Source records:

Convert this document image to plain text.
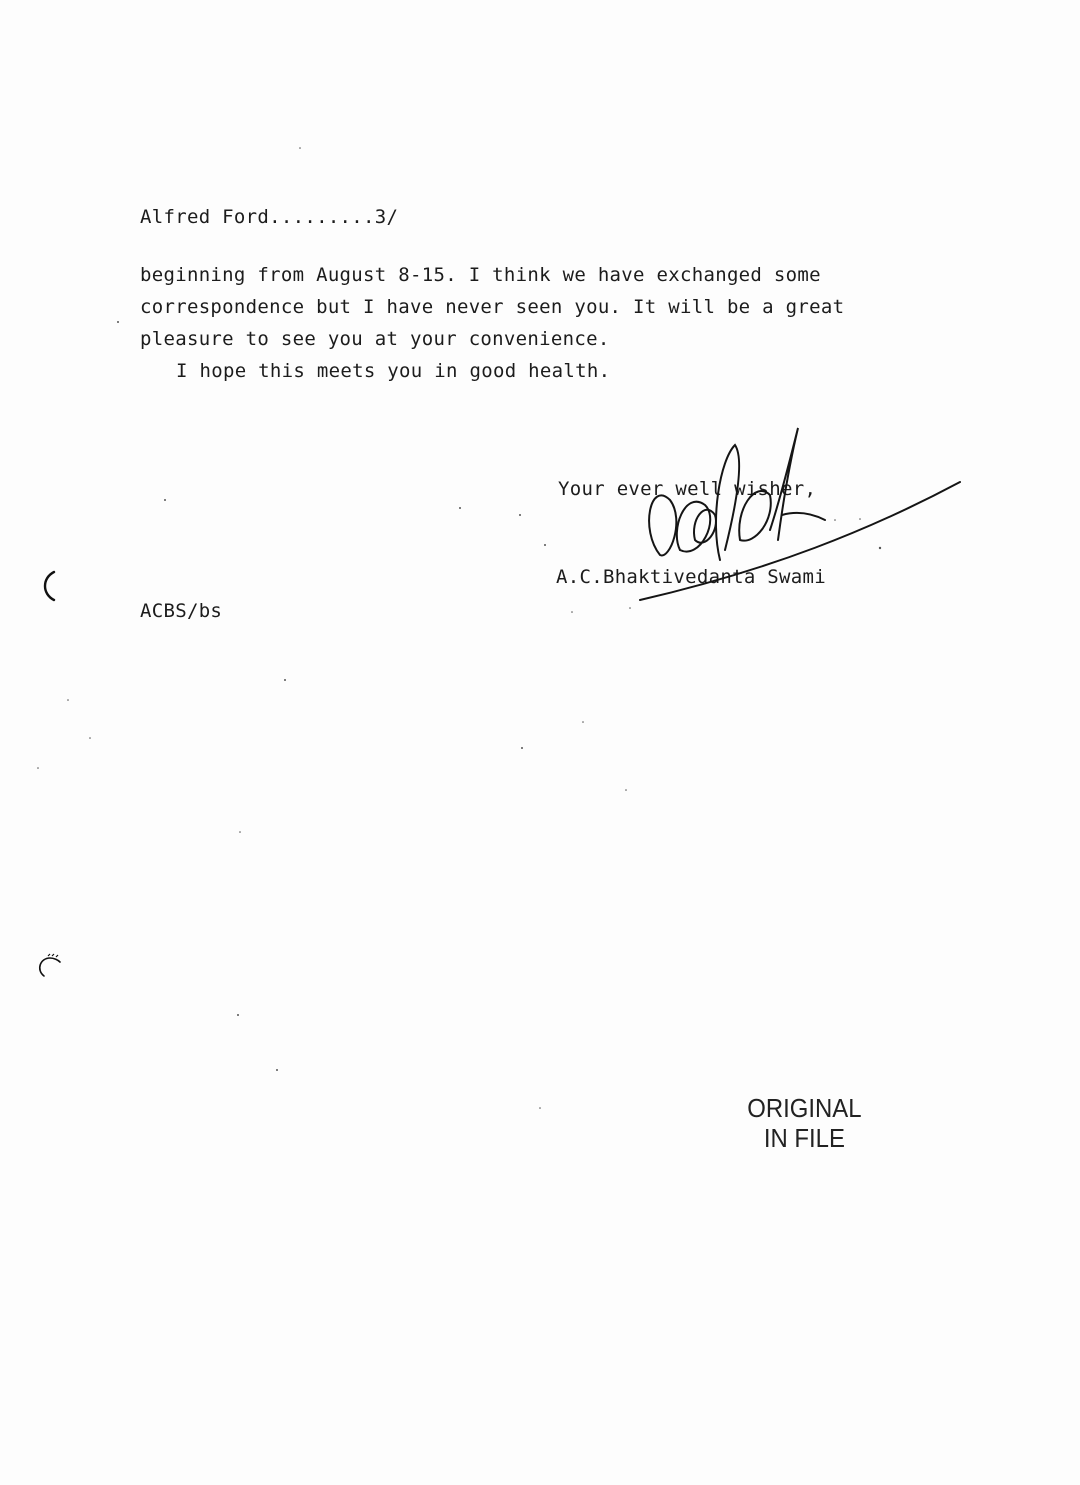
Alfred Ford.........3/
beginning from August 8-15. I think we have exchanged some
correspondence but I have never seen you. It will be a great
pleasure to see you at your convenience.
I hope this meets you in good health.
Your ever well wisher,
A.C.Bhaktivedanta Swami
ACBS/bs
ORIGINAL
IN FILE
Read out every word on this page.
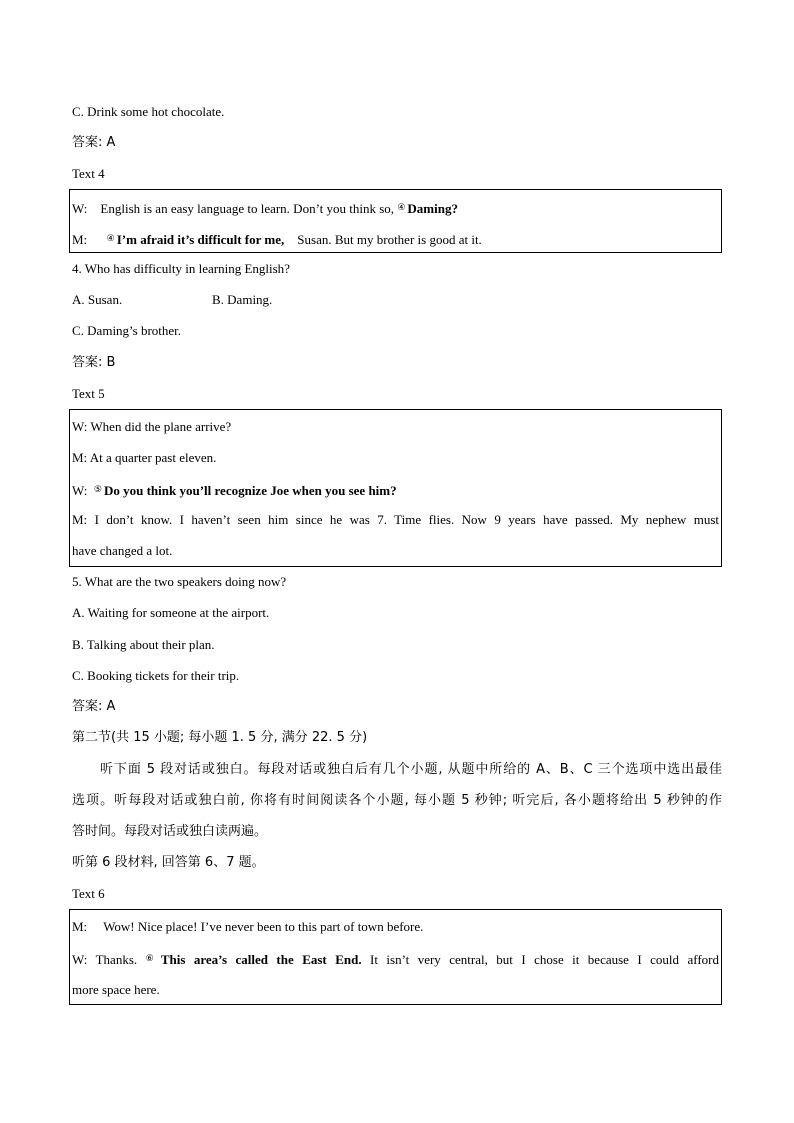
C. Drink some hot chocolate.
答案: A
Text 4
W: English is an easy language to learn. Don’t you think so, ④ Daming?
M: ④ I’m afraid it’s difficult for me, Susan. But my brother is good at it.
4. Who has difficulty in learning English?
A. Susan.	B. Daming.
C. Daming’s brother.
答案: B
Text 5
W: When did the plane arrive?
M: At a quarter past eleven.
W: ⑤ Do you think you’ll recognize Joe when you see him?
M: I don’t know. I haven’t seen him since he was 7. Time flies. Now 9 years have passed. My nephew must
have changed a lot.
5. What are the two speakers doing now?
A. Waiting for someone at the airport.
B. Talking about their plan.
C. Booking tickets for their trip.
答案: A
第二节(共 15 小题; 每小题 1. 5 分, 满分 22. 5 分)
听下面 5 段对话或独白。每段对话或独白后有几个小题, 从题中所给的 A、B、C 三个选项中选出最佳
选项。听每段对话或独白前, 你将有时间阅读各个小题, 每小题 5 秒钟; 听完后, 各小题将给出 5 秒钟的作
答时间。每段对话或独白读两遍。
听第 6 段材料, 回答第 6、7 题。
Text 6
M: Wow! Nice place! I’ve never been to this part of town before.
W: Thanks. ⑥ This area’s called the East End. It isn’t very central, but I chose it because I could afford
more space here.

▸ **INSTRUCTION**
Pick out and copy the lines of the material that include the word "brother".

▸ **EXERCISE RESPONSE**
M: ④ I’m afraid it’s difficult for me, Susan. But my brother is good at it.
C. Daming’s brother.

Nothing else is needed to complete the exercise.